(Stored entries)

=-=-=-=-=

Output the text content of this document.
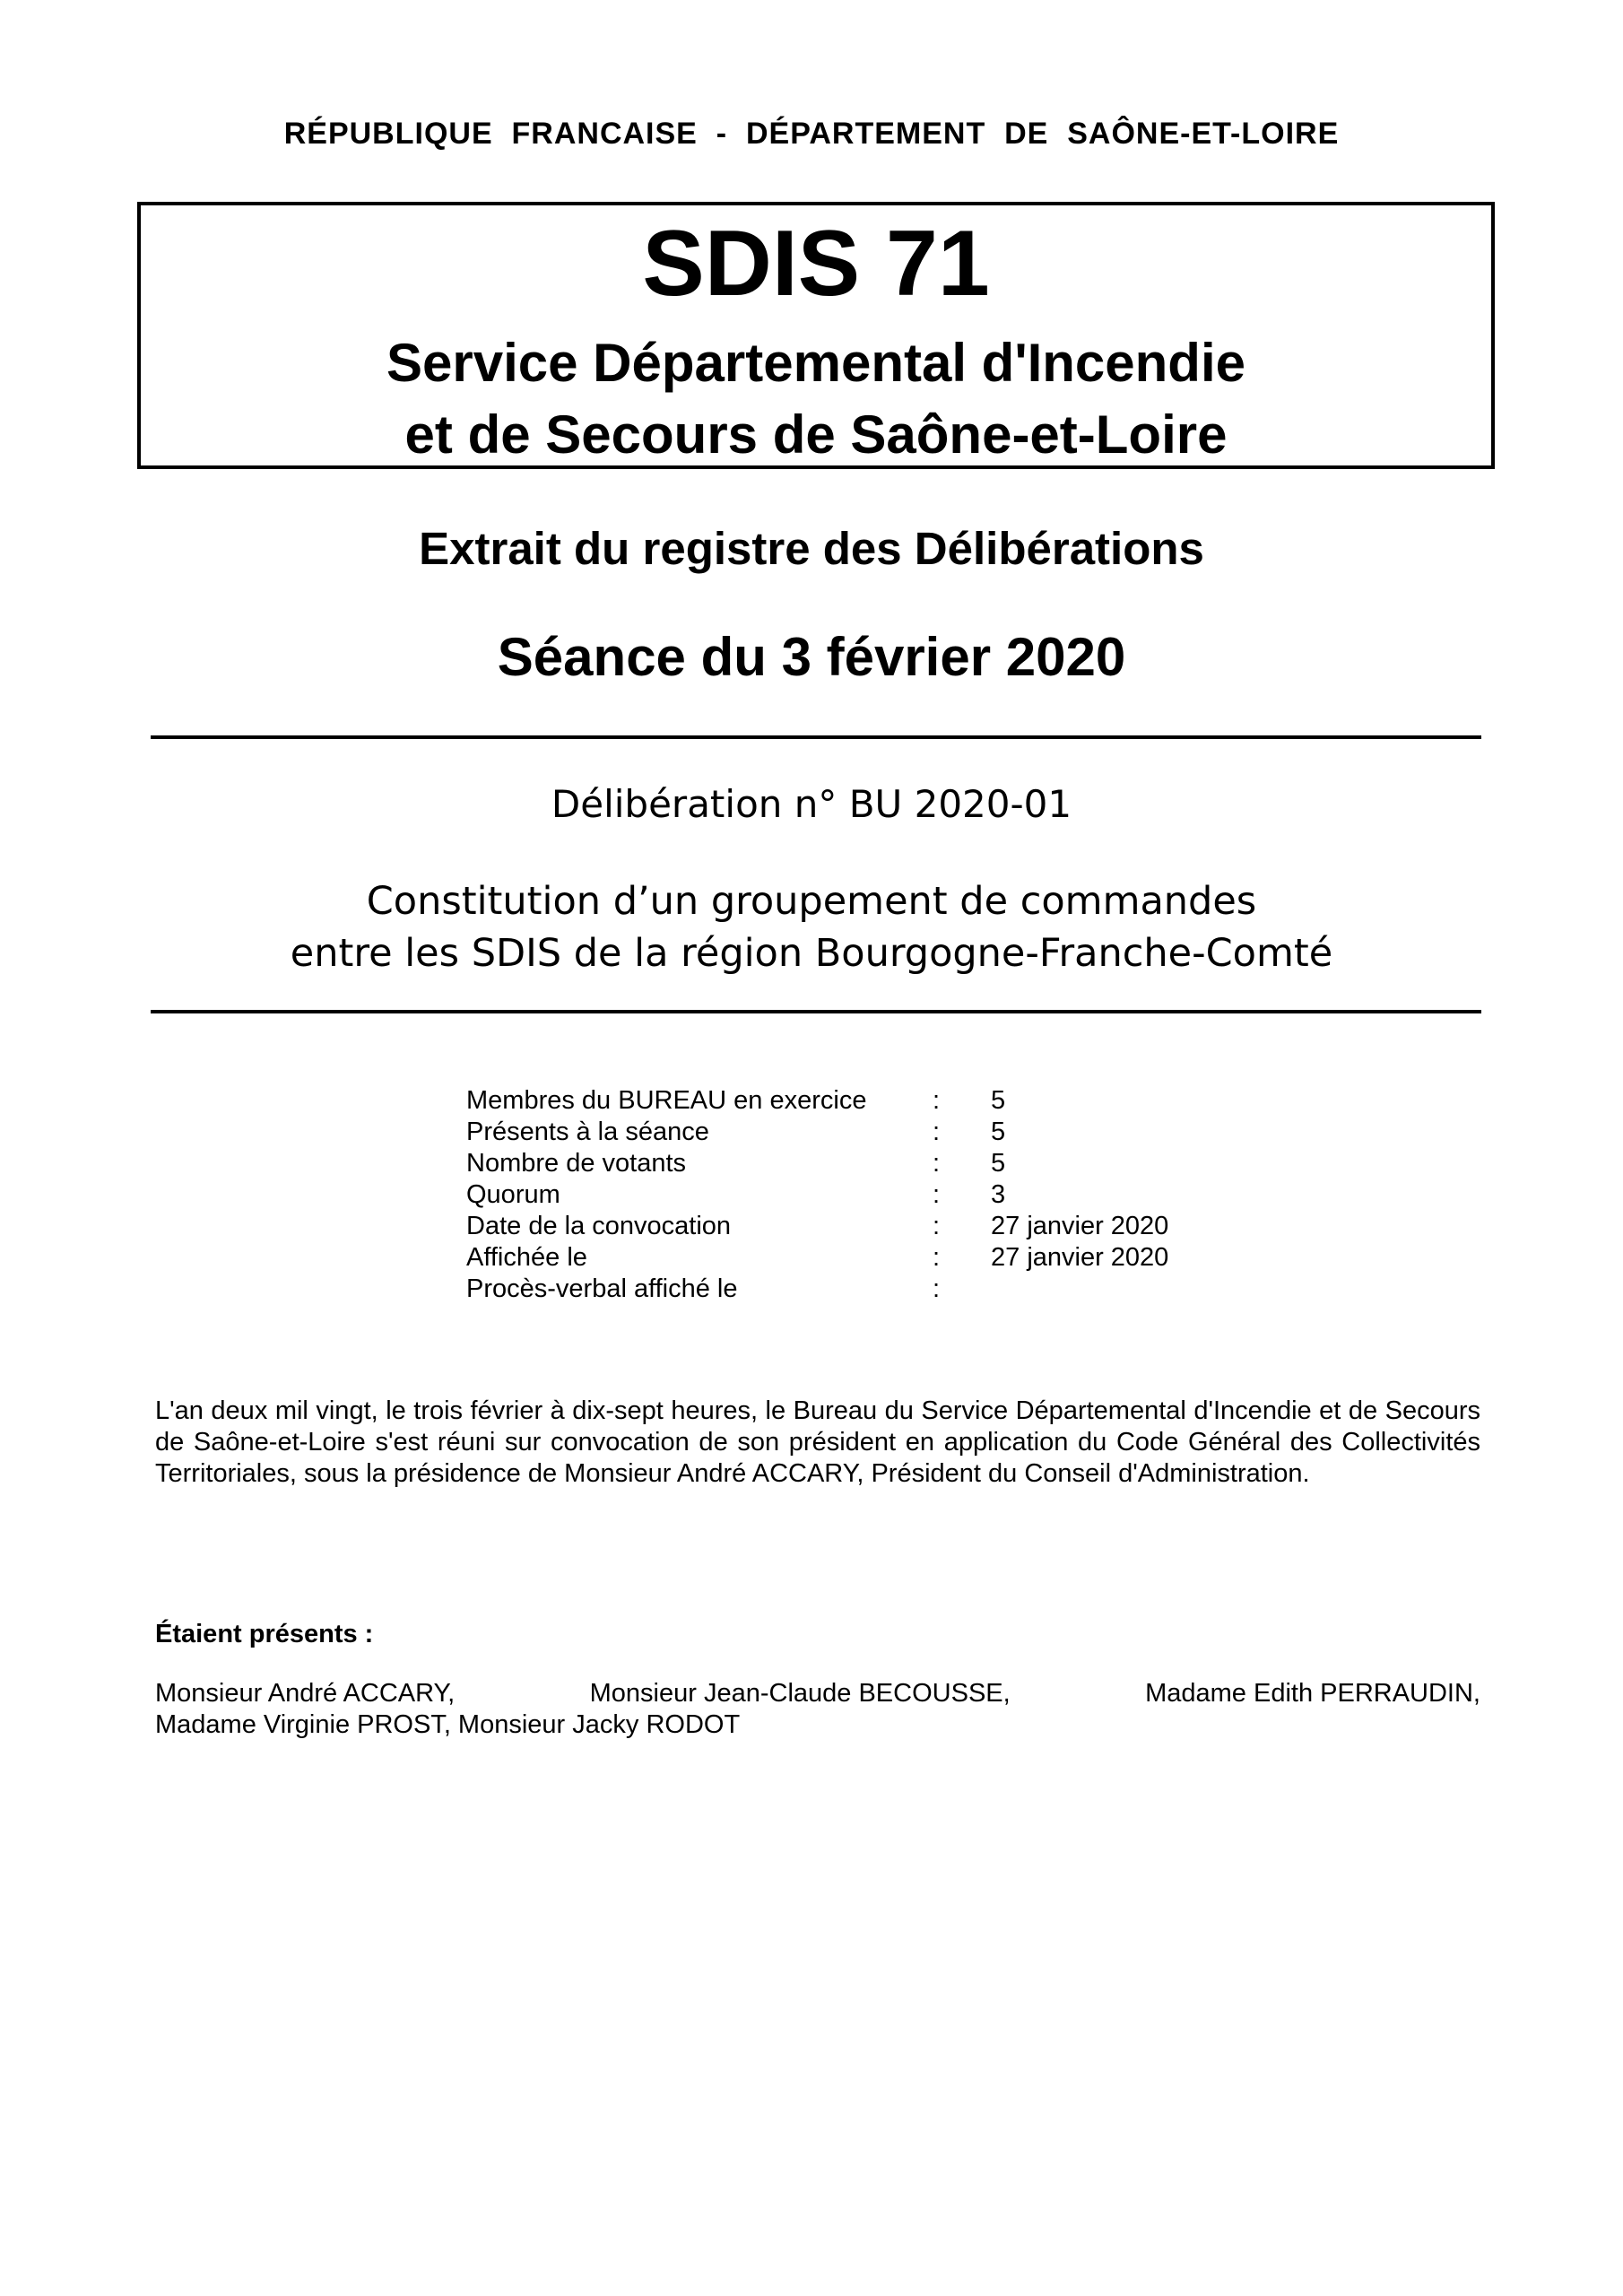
RÉPUBLIQUE  FRANCAISE  -  DÉPARTEMENT  DE  SAÔNE-ET-LOIRE
SDIS 71
Service Départemental d'Incendie
et de Secours de Saône-et-Loire
Extrait du registre des Délibérations
Séance du 3 février 2020
Délibération n° BU 2020-01
Constitution d’un groupement de commandes
entre les SDIS de la région Bourgogne-Franche-Comté
Membres du BUREAU en exercice	:	5
Présents à la séance	:	5
Nombre de votants	:	5
Quorum	:	3
Date de la convocation	:	27 janvier 2020
Affichée le	:	27 janvier 2020
Procès-verbal affiché le	:	
L'an deux mil vingt, le trois février à dix-sept heures, le Bureau du Service Départemental d'Incendie et de Secours de Saône-et-Loire s'est réuni sur convocation de son président en application du Code Général des Collectivités Territoriales, sous la présidence de Monsieur André ACCARY, Président du Conseil d'Administration.
Étaient présents :
Monsieur André ACCARY,	Monsieur Jean-Claude BECOUSSE,	Madame Edith PERRAUDIN,
Madame Virginie PROST, Monsieur Jacky RODOT
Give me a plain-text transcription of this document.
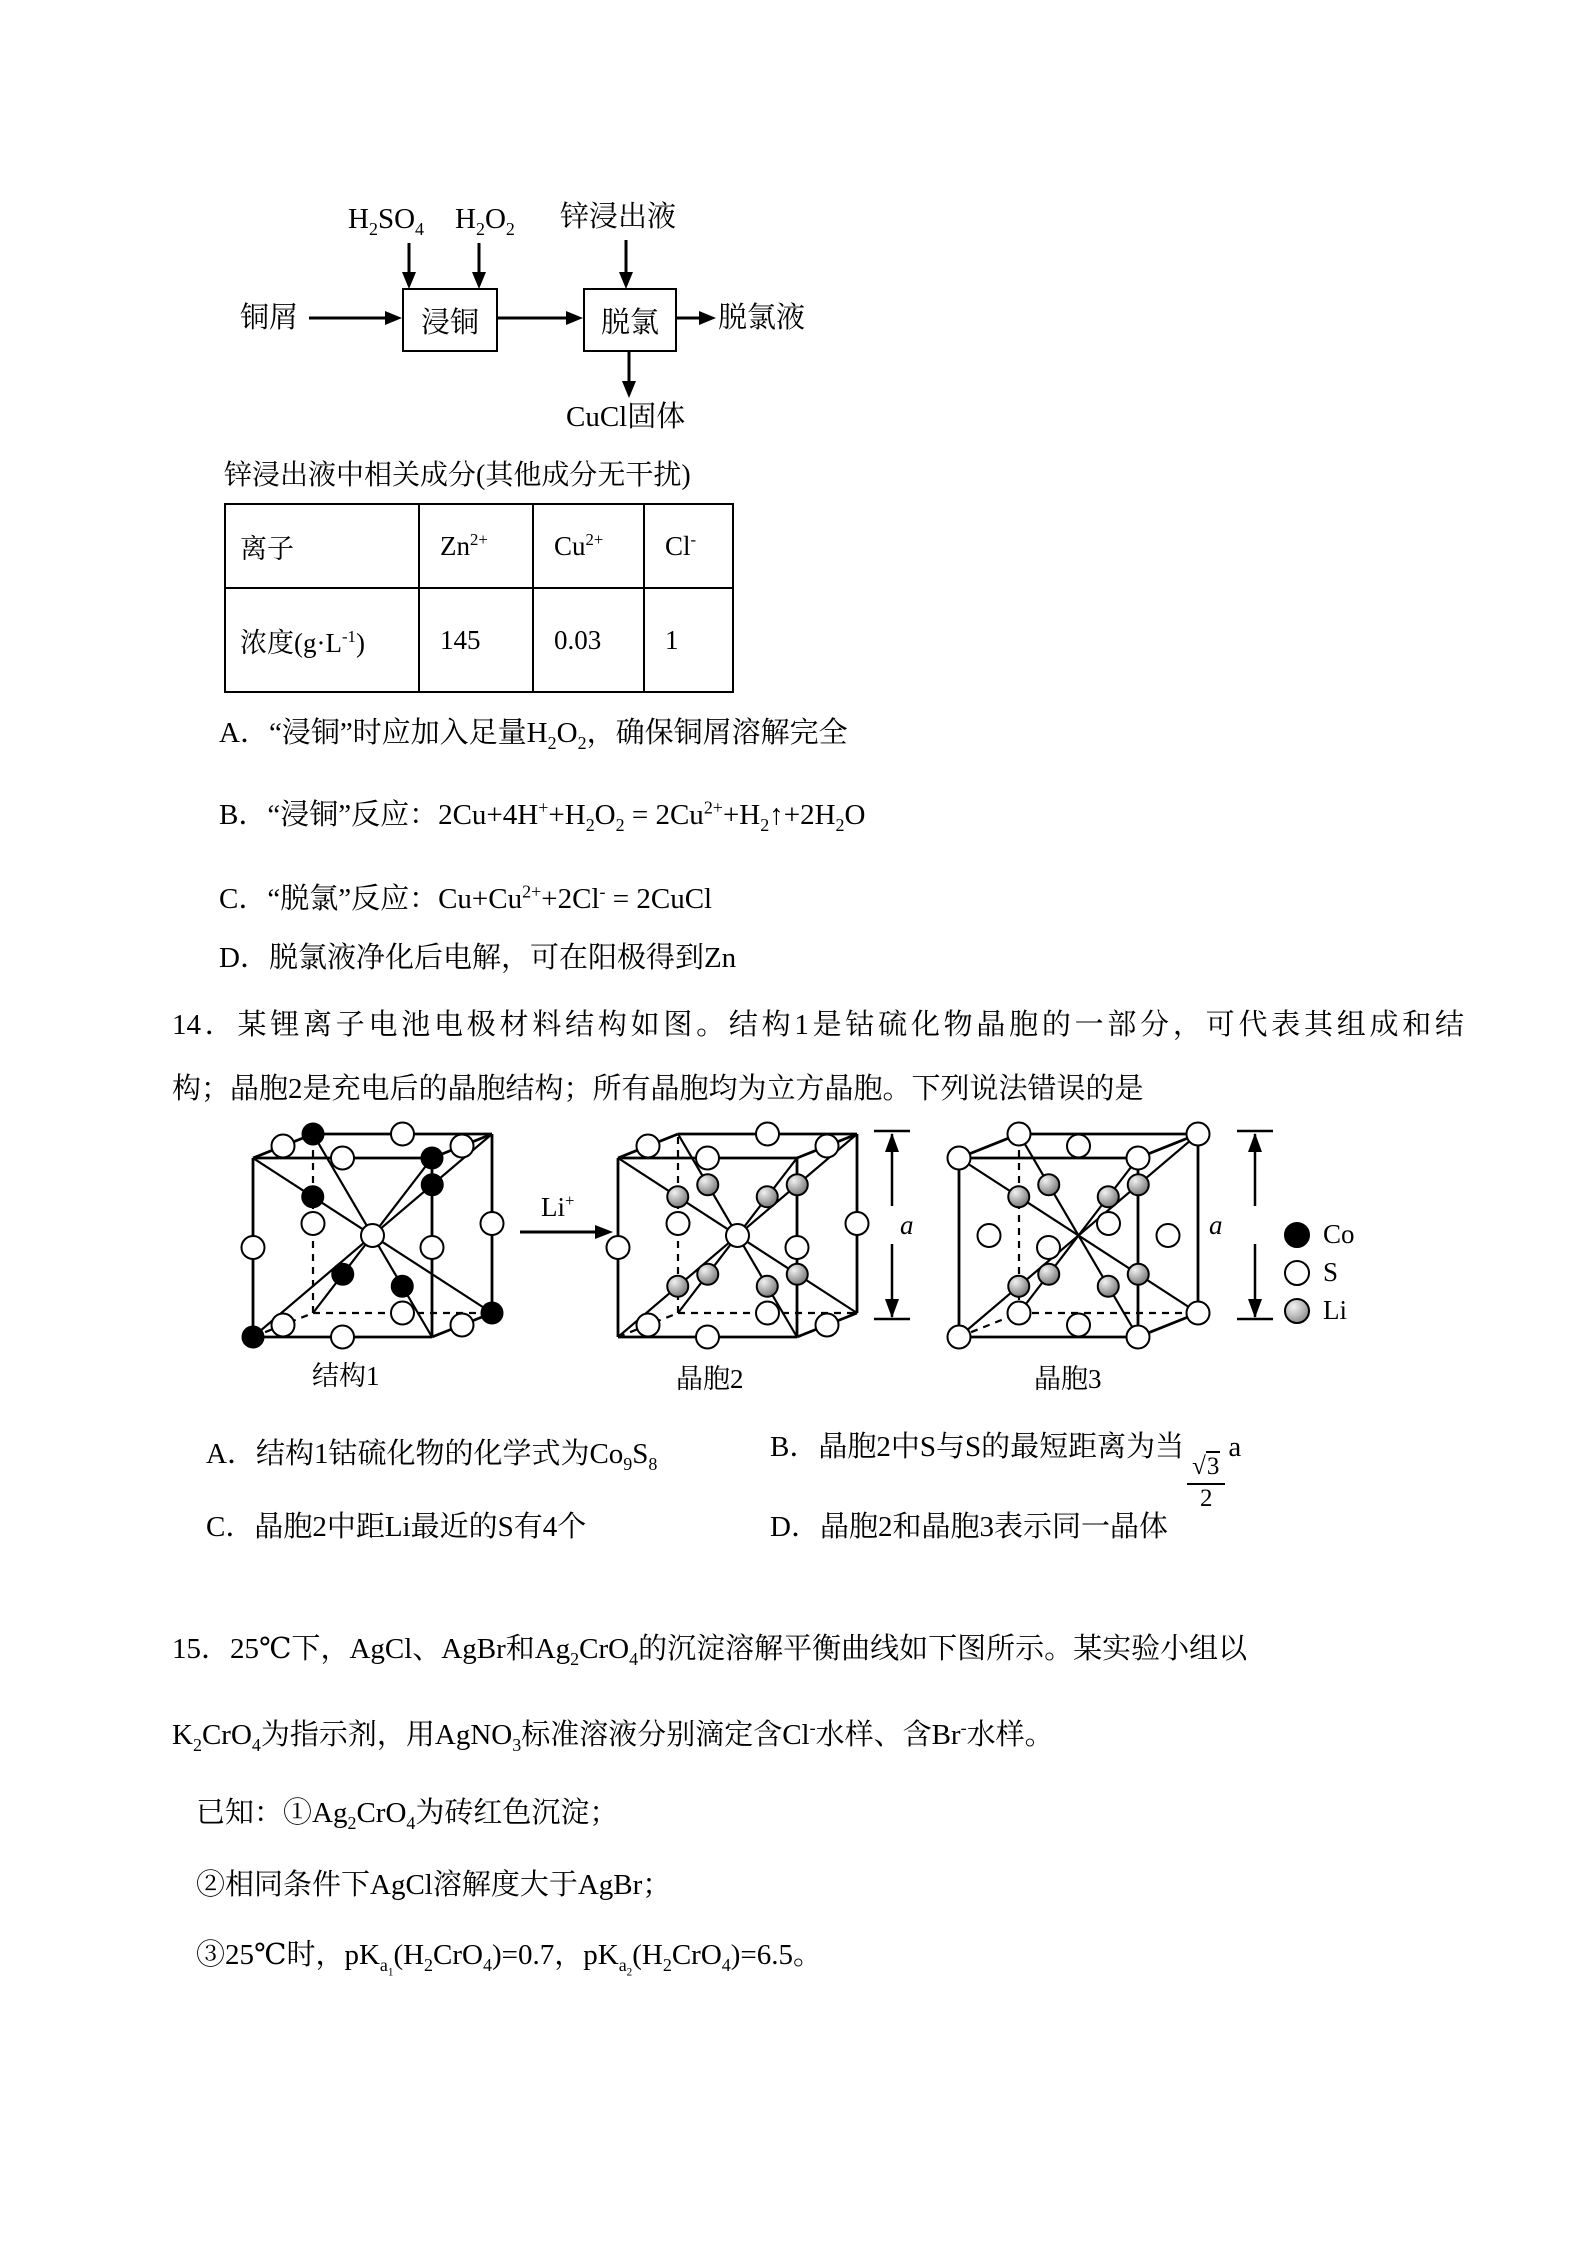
$H_2SO_4$ $H_2O_2$ 锌浸出液
铜屑	浸铜	脱氯 脱氯液
CuCl固体
锌浸出液中相关成分(其他成分无干扰)
离子	$Zn^{2+}$	$Cu^{2+}$	Cl-
浓度$(g\cdot L^{-1})$	145	0.03	1
A．“浸铜”时应加入足量$H_2O_2$，确保铜屑溶解完全
B．“浸铜”反应：$2Cu+4H^++H_2O_2$ = $2Cu^{2+}+H_2↑+2H_2O$
C．“脱氯”反应：$Cu+Cu^{2+}+2Cl^-$ = 2CuCl
D．脱氯液净化后电解，可在阳极得到Zn
14．某锂离子电池电极材料结构如图。结构1是钴硫化物晶胞的一部分，可代表其组成和结
构；晶胞2是充电后的晶胞结构；所有晶胞均为立方晶胞。下列说法错误的是
Li+
a	a
结构1	晶胞2	晶胞3
Co
S
Li
A．结构1钴硫化物的化学式为$Co_9S_8$
B．晶胞2中S与S的最短距离为当
$\frac{√3}{2}$
a
C．晶胞2中距Li最近的S有4个	D．晶胞2和晶胞3表示同一晶体
15．25℃下，AgCl、AgBr和$Ag_2CrO_4$的沉淀溶解平衡曲线如下图所示。某实验小组以
$K_2CrO_4$为指示剂，用AgNO$_3$标准溶液分别滴定含Cl-水样、含Br-水样。
已知：$①Ag_2CrO_4$为砖红色沉淀；
②相同条件下AgCl溶解度大于AgBr；
③25℃时，$pK_{a_1}(H_2CrO_4)=0.7$，$pK_{a_2}(H_2CrO_4)=6.5$。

=-=-=-=-=

EXERCISE DIRECTIONS
Copy the material exactly. Do not include the pictures.

TASK RESULT
Output the text content of this document.
RÉPUBLIQUE  FRANCAISE  -  DÉPARTEMENT  DE  SAÔNE-ET-LOIRE
SDIS 71
Service Départemental d'Incendie
et de Secours de Saône-et-Loire
Extrait du registre des Délibérations
Séance du 3 février 2020
Délibération n° BU 2020-01
Constitution d’un groupement de commandes
entre les SDIS de la région Bourgogne-Franche-Comté
Membres du BUREAU en exercice	:	5
Présents à la séance	:	5
Nombre de votants	:	5
Quorum	:	3
Date de la convocation	:	27 janvier 2020
Affichée le	:	27 janvier 2020
Procès-verbal affiché le	:	
L'an deux mil vingt, le trois février à dix-sept heures, le Bureau du Service Départemental d'Incendie et de Secours de Saône-et-Loire s'est réuni sur convocation de son président en application du Code Général des Collectivités Territoriales, sous la présidence de Monsieur André ACCARY, Président du Conseil d'Administration.
Étaient présents :
Monsieur André ACCARY,	Monsieur Jean-Claude BECOUSSE,	Madame Edith PERRAUDIN,
Madame Virginie PROST, Monsieur Jacky RODOT
Give me a plain-text transcription of this document.
$H_2SO_4$ $H_2O_2$ 锌浸出液
铜屑	浸铜	脱氯 脱氯液
CuCl固体
锌浸出液中相关成分(其他成分无干扰)
离子	$Zn^{2+}$	$Cu^{2+}$	Cl-
浓度$(g\cdot L^{-1})$	145	0.03	1
A．“浸铜”时应加入足量$H_2O_2$，确保铜屑溶解完全
B．“浸铜”反应：$2Cu+4H^++H_2O_2$ = $2Cu^{2+}+H_2↑+2H_2O$
C．“脱氯”反应：$Cu+Cu^{2+}+2Cl^-$ = 2CuCl
D．脱氯液净化后电解，可在阳极得到Zn
14．某锂离子电池电极材料结构如图。结构1是钴硫化物晶胞的一部分，可代表其组成和结
构；晶胞2是充电后的晶胞结构；所有晶胞均为立方晶胞。下列说法错误的是
Li+
a	a
结构1	晶胞2	晶胞3
Co
S
Li
A．结构1钴硫化物的化学式为$Co_9S_8$
B．晶胞2中S与S的最短距离为当
$\frac{√3}{2}$
a
C．晶胞2中距Li最近的S有4个	D．晶胞2和晶胞3表示同一晶体
15．25℃下，AgCl、AgBr和$Ag_2CrO_4$的沉淀溶解平衡曲线如下图所示。某实验小组以
$K_2CrO_4$为指示剂，用AgNO$_3$标准溶液分别滴定含Cl-水样、含Br-水样。
已知：$①Ag_2CrO_4$为砖红色沉淀；
②相同条件下AgCl溶解度大于AgBr；
③25℃时，$pK_{a_1}(H_2CrO_4)=0.7$，$pK_{a_2}(H_2CrO_4)=6.5$。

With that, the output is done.